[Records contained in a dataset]
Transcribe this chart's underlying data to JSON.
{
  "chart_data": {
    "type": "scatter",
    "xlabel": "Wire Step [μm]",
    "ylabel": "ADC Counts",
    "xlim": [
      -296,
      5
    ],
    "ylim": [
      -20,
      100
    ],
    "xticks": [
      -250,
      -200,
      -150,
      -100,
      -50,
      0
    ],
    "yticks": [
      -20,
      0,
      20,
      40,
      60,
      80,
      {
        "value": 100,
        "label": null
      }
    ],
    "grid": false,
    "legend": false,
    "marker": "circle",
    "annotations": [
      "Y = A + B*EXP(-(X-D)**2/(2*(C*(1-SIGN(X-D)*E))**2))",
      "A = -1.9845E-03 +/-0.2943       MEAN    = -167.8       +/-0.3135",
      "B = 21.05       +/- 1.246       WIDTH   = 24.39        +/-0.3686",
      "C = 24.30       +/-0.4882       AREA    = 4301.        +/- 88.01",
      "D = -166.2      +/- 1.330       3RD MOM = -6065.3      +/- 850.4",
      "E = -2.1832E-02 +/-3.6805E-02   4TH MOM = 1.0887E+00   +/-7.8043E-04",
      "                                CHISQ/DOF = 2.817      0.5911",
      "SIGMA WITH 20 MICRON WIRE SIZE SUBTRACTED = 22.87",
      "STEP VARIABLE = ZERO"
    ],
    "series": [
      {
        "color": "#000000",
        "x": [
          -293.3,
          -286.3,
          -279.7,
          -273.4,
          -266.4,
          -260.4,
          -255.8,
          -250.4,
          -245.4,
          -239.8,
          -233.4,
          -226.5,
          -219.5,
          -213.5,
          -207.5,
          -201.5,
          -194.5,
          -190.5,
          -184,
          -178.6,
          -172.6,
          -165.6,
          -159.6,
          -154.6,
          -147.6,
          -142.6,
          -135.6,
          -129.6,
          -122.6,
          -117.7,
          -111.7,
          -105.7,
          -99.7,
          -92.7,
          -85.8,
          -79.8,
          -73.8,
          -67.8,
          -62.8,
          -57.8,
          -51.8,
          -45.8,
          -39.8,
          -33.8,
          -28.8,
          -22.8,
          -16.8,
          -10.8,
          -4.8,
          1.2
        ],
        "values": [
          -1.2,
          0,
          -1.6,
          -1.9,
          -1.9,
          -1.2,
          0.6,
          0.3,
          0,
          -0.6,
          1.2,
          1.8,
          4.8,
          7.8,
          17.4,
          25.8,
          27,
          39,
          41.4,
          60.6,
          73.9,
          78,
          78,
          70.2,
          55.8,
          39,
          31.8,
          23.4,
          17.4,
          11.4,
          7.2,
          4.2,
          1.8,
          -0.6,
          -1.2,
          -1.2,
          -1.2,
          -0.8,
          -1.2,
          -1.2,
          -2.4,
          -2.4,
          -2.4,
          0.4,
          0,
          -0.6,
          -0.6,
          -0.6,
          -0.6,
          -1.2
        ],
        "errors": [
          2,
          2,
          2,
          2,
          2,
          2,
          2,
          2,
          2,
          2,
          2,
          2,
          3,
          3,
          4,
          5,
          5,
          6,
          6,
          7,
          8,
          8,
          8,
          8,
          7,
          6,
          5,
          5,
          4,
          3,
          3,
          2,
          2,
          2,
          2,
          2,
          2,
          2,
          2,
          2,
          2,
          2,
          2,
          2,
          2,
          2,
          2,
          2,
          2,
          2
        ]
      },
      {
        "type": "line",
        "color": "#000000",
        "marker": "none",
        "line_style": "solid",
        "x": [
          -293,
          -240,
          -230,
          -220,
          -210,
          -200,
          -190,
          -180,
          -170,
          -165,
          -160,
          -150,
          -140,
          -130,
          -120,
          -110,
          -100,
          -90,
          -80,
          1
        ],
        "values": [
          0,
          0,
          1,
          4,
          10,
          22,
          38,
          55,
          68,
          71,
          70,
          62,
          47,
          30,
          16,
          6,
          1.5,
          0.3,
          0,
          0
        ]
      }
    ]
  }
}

◆ TASK TO COMPLETE
Write out the complete set of records exactly as given.

◆ ANSWER TO THIS PROBLEM
Transcribe this chart's underlying data to JSON.
{
  "chart_data": {
    "type": "scatter",
    "xlabel": "Wire Step [μm]",
    "ylabel": "ADC Counts",
    "xlim": [
      -296,
      5
    ],
    "ylim": [
      -20,
      100
    ],
    "xticks": [
      -250,
      -200,
      -150,
      -100,
      -50,
      0
    ],
    "yticks": [
      -20,
      0,
      20,
      40,
      60,
      80,
      {
        "value": 100,
        "label": null
      }
    ],
    "grid": false,
    "legend": false,
    "marker": "circle",
    "annotations": [
      "Y = A + B*EXP(-(X-D)**2/(2*(C*(1-SIGN(X-D)*E))**2))",
      "A = -1.9845E-03 +/-0.2943       MEAN    = -167.8       +/-0.3135",
      "B = 21.05       +/- 1.246       WIDTH   = 24.39        +/-0.3686",
      "C = 24.30       +/-0.4882       AREA    = 4301.        +/- 88.01",
      "D = -166.2      +/- 1.330       3RD MOM = -6065.3      +/- 850.4",
      "E = -2.1832E-02 +/-3.6805E-02   4TH MOM = 1.0887E+00   +/-7.8043E-04",
      "                                CHISQ/DOF = 2.817      0.5911",
      "SIGMA WITH 20 MICRON WIRE SIZE SUBTRACTED = 22.87",
      "STEP VARIABLE = ZERO"
    ],
    "series": [
      {
        "color": "#000000",
        "x": [
          -293.3,
          -286.3,
          -279.7,
          -273.4,
          -266.4,
          -260.4,
          -255.8,
          -250.4,
          -245.4,
          -239.8,
          -233.4,
          -226.5,
          -219.5,
          -213.5,
          -207.5,
          -201.5,
          -194.5,
          -190.5,
          -184,
          -178.6,
          -172.6,
          -165.6,
          -159.6,
          -154.6,
          -147.6,
          -142.6,
          -135.6,
          -129.6,
          -122.6,
          -117.7,
          -111.7,
          -105.7,
          -99.7,
          -92.7,
          -85.8,
          -79.8,
          -73.8,
          -67.8,
          -62.8,
          -57.8,
          -51.8,
          -45.8,
          -39.8,
          -33.8,
          -28.8,
          -22.8,
          -16.8,
          -10.8,
          -4.8,
          1.2
        ],
        "values": [
          -1.2,
          0,
          -1.6,
          -1.9,
          -1.9,
          -1.2,
          0.6,
          0.3,
          0,
          -0.6,
          1.2,
          1.8,
          4.8,
          7.8,
          17.4,
          25.8,
          27,
          39,
          41.4,
          60.6,
          73.9,
          78,
          78,
          70.2,
          55.8,
          39,
          31.8,
          23.4,
          17.4,
          11.4,
          7.2,
          4.2,
          1.8,
          -0.6,
          -1.2,
          -1.2,
          -1.2,
          -0.8,
          -1.2,
          -1.2,
          -2.4,
          -2.4,
          -2.4,
          0.4,
          0,
          -0.6,
          -0.6,
          -0.6,
          -0.6,
          -1.2
        ],
        "errors": [
          2,
          2,
          2,
          2,
          2,
          2,
          2,
          2,
          2,
          2,
          2,
          2,
          3,
          3,
          4,
          5,
          5,
          6,
          6,
          7,
          8,
          8,
          8,
          8,
          7,
          6,
          5,
          5,
          4,
          3,
          3,
          2,
          2,
          2,
          2,
          2,
          2,
          2,
          2,
          2,
          2,
          2,
          2,
          2,
          2,
          2,
          2,
          2,
          2,
          2
        ]
      },
      {
        "type": "line",
        "color": "#000000",
        "marker": "none",
        "line_style": "solid",
        "x": [
          -293,
          -240,
          -230,
          -220,
          -210,
          -200,
          -190,
          -180,
          -170,
          -165,
          -160,
          -150,
          -140,
          -130,
          -120,
          -110,
          -100,
          -90,
          -80,
          1
        ],
        "values": [
          0,
          0,
          1,
          4,
          10,
          22,
          38,
          55,
          68,
          71,
          70,
          62,
          47,
          30,
          16,
          6,
          1.5,
          0.3,
          0,
          0
        ]
      }
    ]
  }
}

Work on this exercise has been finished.